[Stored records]
* start *

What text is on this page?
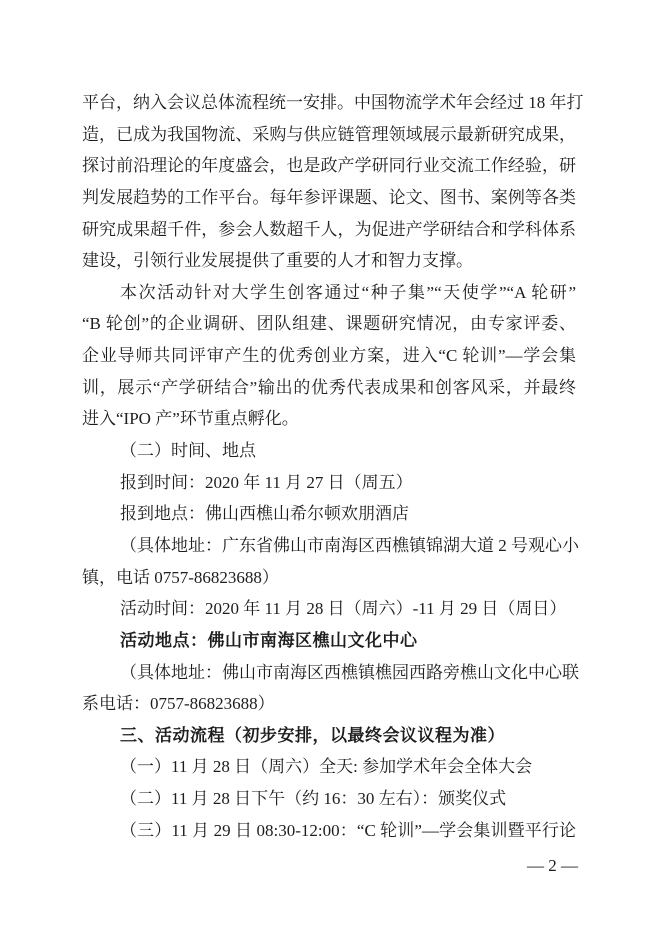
平台，纳入会议总体流程统一安排。中国物流学术年会经过 18 年打
造，已成为我国物流、采购与供应链管理领域展示最新研究成果，
探讨前沿理论的年度盛会，也是政产学研同行业交流工作经验，研
判发展趋势的工作平台。每年参评课题、论文、图书、案例等各类
研究成果超千件，参会人数超千人，为促进产学研结合和学科体系
建设，引领行业发展提供了重要的人才和智力支撑。
本次活动针对大学生创客通过“种子集”“天使学”“A 轮研”
“B 轮创”的企业调研、团队组建、课题研究情况，由专家评委、
企业导师共同评审产生的优秀创业方案，进入“C 轮训”—学会集
训，展示“产学研结合”输出的优秀代表成果和创客风采，并最终
进入“IPO 产”环节重点孵化。
（二）时间、地点
报到时间：2020 年 11 月 27 日（周五）
报到地点：佛山西樵山希尔顿欢朋酒店
（具体地址：广东省佛山市南海区西樵镇锦湖大道 2 号观心小
镇，电话 0757-86823688）
活动时间：2020 年 11 月 28 日（周六）-11 月 29 日（周日）
活动地点：佛山市南海区樵山文化中心
（具体地址：佛山市南海区西樵镇樵园西路旁樵山文化中心联
系电话：0757-86823688）
三、活动流程（初步安排，以最终会议议程为准）
（一）11 月 28 日（周六）全天: 参加学术年会全体大会
（二）11 月 28 日下午（约 16：30 左右）：颁奖仪式
（三）11 月 29 日 08:30-12:00：“C 轮训”—学会集训暨平行论
— 2 —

* end *

PROBLEM TO SOLVE: Examine the data above and state how many of its lines contain the word "具体地址", with no further remarks.

FINAL RESULT: 2